** start DATA TO USE **

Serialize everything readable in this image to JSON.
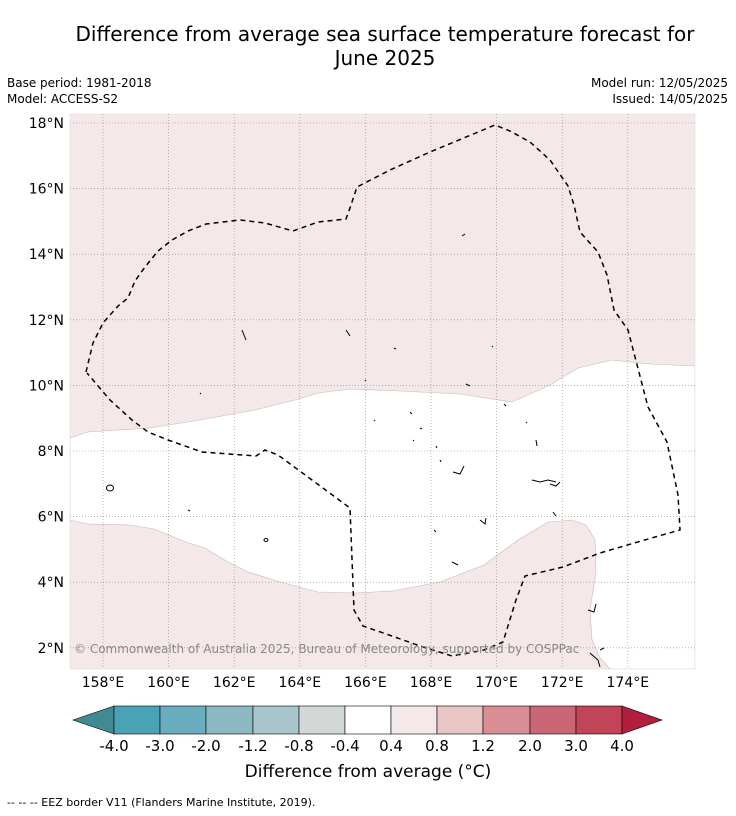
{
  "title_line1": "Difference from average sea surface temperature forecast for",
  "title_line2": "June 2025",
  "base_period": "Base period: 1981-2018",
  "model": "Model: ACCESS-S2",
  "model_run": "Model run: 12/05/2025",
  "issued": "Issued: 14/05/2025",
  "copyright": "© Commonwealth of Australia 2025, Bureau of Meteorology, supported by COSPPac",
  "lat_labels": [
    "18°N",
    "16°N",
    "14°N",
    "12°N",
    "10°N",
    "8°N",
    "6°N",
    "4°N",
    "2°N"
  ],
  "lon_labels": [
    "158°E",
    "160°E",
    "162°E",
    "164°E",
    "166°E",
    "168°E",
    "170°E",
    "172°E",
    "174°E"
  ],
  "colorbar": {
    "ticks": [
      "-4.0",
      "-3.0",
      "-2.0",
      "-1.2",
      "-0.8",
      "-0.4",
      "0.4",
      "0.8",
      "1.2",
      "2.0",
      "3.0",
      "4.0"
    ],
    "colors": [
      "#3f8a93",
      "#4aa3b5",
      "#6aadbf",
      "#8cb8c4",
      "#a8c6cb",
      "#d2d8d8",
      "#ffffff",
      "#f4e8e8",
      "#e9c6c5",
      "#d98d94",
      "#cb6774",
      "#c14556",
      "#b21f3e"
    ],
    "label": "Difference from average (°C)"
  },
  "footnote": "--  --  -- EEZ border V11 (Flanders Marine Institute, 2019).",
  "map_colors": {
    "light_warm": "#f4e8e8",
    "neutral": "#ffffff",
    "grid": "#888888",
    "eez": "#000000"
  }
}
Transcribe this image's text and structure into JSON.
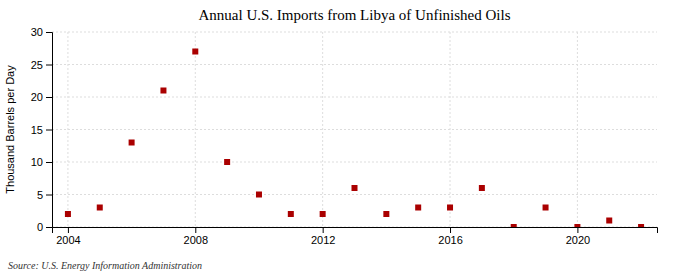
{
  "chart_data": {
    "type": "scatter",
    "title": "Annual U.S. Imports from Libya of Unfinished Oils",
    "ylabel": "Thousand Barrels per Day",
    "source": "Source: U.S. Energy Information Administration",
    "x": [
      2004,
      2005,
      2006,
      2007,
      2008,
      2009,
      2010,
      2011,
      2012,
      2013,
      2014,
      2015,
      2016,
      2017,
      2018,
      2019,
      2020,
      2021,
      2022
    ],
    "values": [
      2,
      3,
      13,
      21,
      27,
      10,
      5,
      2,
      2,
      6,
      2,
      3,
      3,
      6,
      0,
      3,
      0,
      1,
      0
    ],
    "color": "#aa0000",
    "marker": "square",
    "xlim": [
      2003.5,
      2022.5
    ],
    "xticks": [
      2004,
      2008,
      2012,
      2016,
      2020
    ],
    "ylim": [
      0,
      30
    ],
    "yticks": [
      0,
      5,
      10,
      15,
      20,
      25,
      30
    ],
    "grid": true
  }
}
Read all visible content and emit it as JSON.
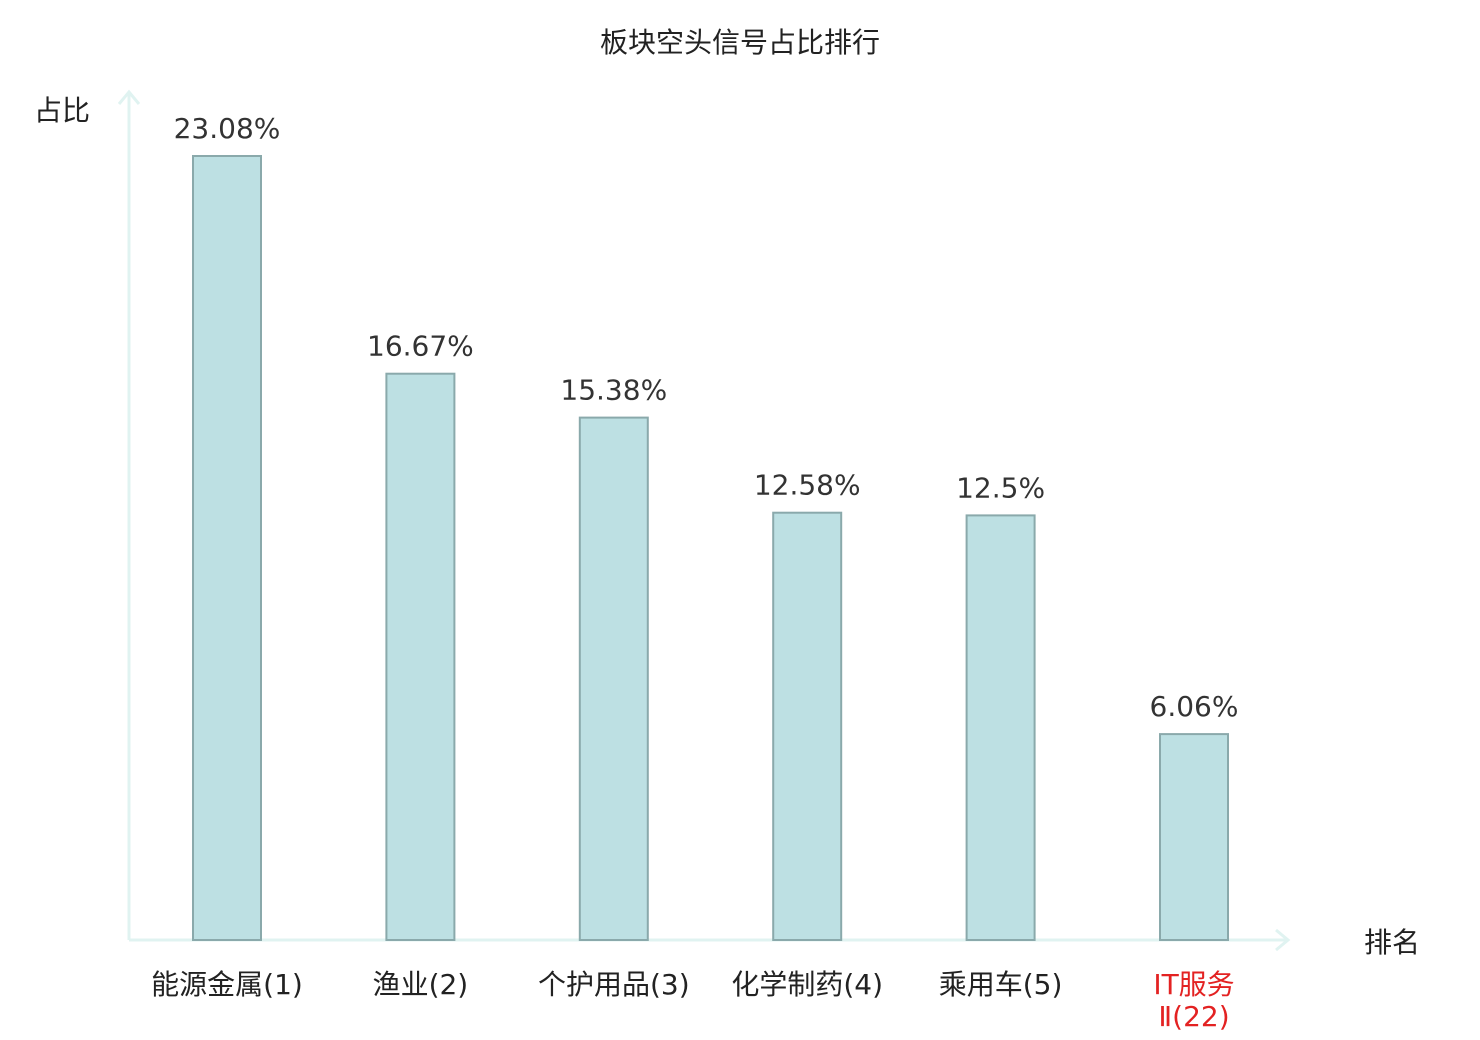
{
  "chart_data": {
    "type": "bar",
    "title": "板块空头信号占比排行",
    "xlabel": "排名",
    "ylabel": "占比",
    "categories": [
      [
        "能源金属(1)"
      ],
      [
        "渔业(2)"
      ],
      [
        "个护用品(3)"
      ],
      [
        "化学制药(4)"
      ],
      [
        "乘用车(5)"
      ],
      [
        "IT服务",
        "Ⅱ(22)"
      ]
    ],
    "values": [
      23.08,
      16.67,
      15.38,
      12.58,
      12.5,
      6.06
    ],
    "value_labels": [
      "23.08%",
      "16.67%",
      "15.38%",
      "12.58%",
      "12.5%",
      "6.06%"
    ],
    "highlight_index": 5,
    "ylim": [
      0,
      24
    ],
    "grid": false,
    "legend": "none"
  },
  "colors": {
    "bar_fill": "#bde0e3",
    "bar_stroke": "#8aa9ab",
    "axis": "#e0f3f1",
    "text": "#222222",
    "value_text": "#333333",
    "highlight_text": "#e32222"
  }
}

** end DATA TO USE **

**EXERCISE AIM**
Pull every line holding "this" out of the records.

**RESULT OF THE TASK**
Serialize everything readable in this image to JSON.
Transcribe this image's text and structure into JSON.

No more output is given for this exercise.